• Record extracts:
# # # # #
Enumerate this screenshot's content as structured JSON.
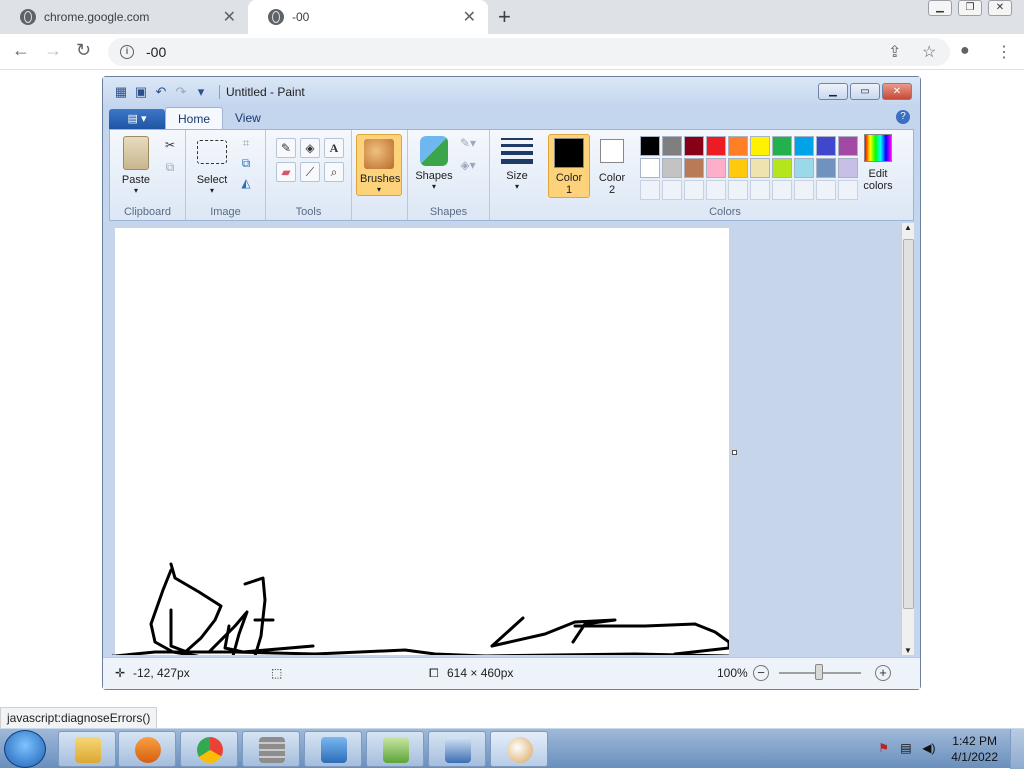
{
  "browser": {
    "tabs": [
      {
        "title": "chrome.google.com"
      },
      {
        "title": "-00"
      }
    ],
    "address": "-00"
  },
  "paint": {
    "title": "Untitled - Paint",
    "ribbon_tabs": [
      "Home",
      "View"
    ],
    "groups": {
      "clipboard": {
        "label": "Clipboard",
        "paste": "Paste"
      },
      "image": {
        "label": "Image",
        "select": "Select"
      },
      "tools": {
        "label": "Tools"
      },
      "brushes": {
        "label": "Brushes"
      },
      "shapes": {
        "label": "Shapes",
        "button": "Shapes"
      },
      "size": {
        "label": "Size"
      },
      "colors": {
        "label": "Colors",
        "color1": "Color\n1",
        "color1_line1": "Color",
        "color1_line2": "1",
        "color2_line1": "Color",
        "color2_line2": "2",
        "edit_line1": "Edit",
        "edit_line2": "colors",
        "palette_row1": [
          "#000000",
          "#7f7f7f",
          "#880015",
          "#ed1c24",
          "#ff7f27",
          "#fff200",
          "#22b14c",
          "#00a2e8",
          "#3f48cc",
          "#a349a4"
        ],
        "palette_row2": [
          "#ffffff",
          "#c3c3c3",
          "#b97a57",
          "#ffaec9",
          "#ffc90e",
          "#efe4b0",
          "#b5e61d",
          "#99d9ea",
          "#7092be",
          "#c8bfe7"
        ]
      }
    },
    "status": {
      "position": "-12, 427px",
      "size": "614 × 460px",
      "zoom": "100%"
    }
  },
  "browser_status": "javascript:diagnoseErrors()",
  "taskbar": {
    "time": "1:42 PM",
    "date": "4/1/2022"
  },
  "colors": {
    "ribbon_accent": "#fcd27a",
    "paint_frame": "#c4d6ee"
  }
}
# # # # #
• Aim:
Using the material above, return every line exactly as it appears, minus the pictures.

• Result for this exercise:
Enumerate this screenshot's content as structured JSON.
{
  "browser": {
    "tabs": [
      {
        "title": "chrome.google.com"
      },
      {
        "title": "-00"
      }
    ],
    "address": "-00"
  },
  "paint": {
    "title": "Untitled - Paint",
    "ribbon_tabs": [
      "Home",
      "View"
    ],
    "groups": {
      "clipboard": {
        "label": "Clipboard",
        "paste": "Paste"
      },
      "image": {
        "label": "Image",
        "select": "Select"
      },
      "tools": {
        "label": "Tools"
      },
      "brushes": {
        "label": "Brushes"
      },
      "shapes": {
        "label": "Shapes",
        "button": "Shapes"
      },
      "size": {
        "label": "Size"
      },
      "colors": {
        "label": "Colors",
        "color1": "Color\n1",
        "color1_line1": "Color",
        "color1_line2": "1",
        "color2_line1": "Color",
        "color2_line2": "2",
        "edit_line1": "Edit",
        "edit_line2": "colors",
        "palette_row1": [
          "#000000",
          "#7f7f7f",
          "#880015",
          "#ed1c24",
          "#ff7f27",
          "#fff200",
          "#22b14c",
          "#00a2e8",
          "#3f48cc",
          "#a349a4"
        ],
        "palette_row2": [
          "#ffffff",
          "#c3c3c3",
          "#b97a57",
          "#ffaec9",
          "#ffc90e",
          "#efe4b0",
          "#b5e61d",
          "#99d9ea",
          "#7092be",
          "#c8bfe7"
        ]
      }
    },
    "status": {
      "position": "-12, 427px",
      "size": "614 × 460px",
      "zoom": "100%"
    }
  },
  "browser_status": "javascript:diagnoseErrors()",
  "taskbar": {
    "time": "1:42 PM",
    "date": "4/1/2022"
  },
  "colors": {
    "ribbon_accent": "#fcd27a",
    "paint_frame": "#c4d6ee"
  }
}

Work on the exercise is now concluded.